### EXERCISE AIM
Output the records exactly. Include every line.

### SUPPLIED RECORDS
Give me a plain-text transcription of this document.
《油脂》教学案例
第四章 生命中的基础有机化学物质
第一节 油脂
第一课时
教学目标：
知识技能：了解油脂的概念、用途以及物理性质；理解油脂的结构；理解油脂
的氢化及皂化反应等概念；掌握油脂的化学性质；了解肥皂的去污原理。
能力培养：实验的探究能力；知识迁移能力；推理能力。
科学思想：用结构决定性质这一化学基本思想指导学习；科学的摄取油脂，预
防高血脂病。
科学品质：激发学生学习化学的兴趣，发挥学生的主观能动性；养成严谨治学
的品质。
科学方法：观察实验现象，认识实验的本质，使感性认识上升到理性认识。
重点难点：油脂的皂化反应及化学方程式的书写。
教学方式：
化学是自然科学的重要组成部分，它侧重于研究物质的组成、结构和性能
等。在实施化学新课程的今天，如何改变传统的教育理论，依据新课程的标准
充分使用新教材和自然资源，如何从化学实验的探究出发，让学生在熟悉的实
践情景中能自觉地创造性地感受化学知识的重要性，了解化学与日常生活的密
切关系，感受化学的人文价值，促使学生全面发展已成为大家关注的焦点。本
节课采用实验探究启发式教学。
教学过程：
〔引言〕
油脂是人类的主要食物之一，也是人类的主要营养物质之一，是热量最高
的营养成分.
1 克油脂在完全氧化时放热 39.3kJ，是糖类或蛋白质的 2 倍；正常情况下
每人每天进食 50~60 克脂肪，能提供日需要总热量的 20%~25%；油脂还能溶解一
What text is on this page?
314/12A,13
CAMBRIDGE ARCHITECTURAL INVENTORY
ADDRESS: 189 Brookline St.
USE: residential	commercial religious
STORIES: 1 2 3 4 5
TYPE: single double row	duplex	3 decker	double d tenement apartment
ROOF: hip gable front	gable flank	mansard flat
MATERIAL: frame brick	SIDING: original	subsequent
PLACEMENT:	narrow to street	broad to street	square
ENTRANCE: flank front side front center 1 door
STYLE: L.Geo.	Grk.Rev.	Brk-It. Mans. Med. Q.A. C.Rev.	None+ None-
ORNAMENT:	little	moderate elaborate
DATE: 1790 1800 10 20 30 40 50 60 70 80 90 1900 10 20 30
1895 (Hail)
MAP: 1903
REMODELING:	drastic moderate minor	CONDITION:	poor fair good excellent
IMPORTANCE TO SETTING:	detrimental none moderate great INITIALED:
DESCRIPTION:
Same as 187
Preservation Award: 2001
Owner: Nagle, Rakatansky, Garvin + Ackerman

### ANSWER TO THIS PROBLEM
Give me a plain-text transcription of this document.
《油脂》教学案例
第四章 生命中的基础有机化学物质
第一节 油脂
第一课时
教学目标：
知识技能：了解油脂的概念、用途以及物理性质；理解油脂的结构；理解油脂
的氢化及皂化反应等概念；掌握油脂的化学性质；了解肥皂的去污原理。
能力培养：实验的探究能力；知识迁移能力；推理能力。
科学思想：用结构决定性质这一化学基本思想指导学习；科学的摄取油脂，预
防高血脂病。
科学品质：激发学生学习化学的兴趣，发挥学生的主观能动性；养成严谨治学
的品质。
科学方法：观察实验现象，认识实验的本质，使感性认识上升到理性认识。
重点难点：油脂的皂化反应及化学方程式的书写。
教学方式：
化学是自然科学的重要组成部分，它侧重于研究物质的组成、结构和性能
等。在实施化学新课程的今天，如何改变传统的教育理论，依据新课程的标准
充分使用新教材和自然资源，如何从化学实验的探究出发，让学生在熟悉的实
践情景中能自觉地创造性地感受化学知识的重要性，了解化学与日常生活的密
切关系，感受化学的人文价值，促使学生全面发展已成为大家关注的焦点。本
节课采用实验探究启发式教学。
教学过程：
〔引言〕
油脂是人类的主要食物之一，也是人类的主要营养物质之一，是热量最高
的营养成分.
1 克油脂在完全氧化时放热 39.3kJ，是糖类或蛋白质的 2 倍；正常情况下
每人每天进食 50~60 克脂肪，能提供日需要总热量的 20%~25%；油脂还能溶解一
What text is on this page?
314/12A,13
CAMBRIDGE ARCHITECTURAL INVENTORY
ADDRESS: 189 Brookline St.
USE: residential	commercial religious
STORIES: 1 2 3 4 5
TYPE: single double row	duplex	3 decker	double d tenement apartment
ROOF: hip gable front	gable flank	mansard flat
MATERIAL: frame brick	SIDING: original	subsequent
PLACEMENT:	narrow to street	broad to street	square
ENTRANCE: flank front side front center 1 door
STYLE: L.Geo.	Grk.Rev.	Brk-It. Mans. Med. Q.A. C.Rev.	None+ None-
ORNAMENT:	little	moderate elaborate
DATE: 1790 1800 10 20 30 40 50 60 70 80 90 1900 10 20 30
1895 (Hail)
MAP: 1903
REMODELING:	drastic moderate minor	CONDITION:	poor fair good excellent
IMPORTANCE TO SETTING:	detrimental none moderate great INITIALED:
DESCRIPTION:
Same as 187
Preservation Award: 2001
Owner: Nagle, Rakatansky, Garvin + Ackerman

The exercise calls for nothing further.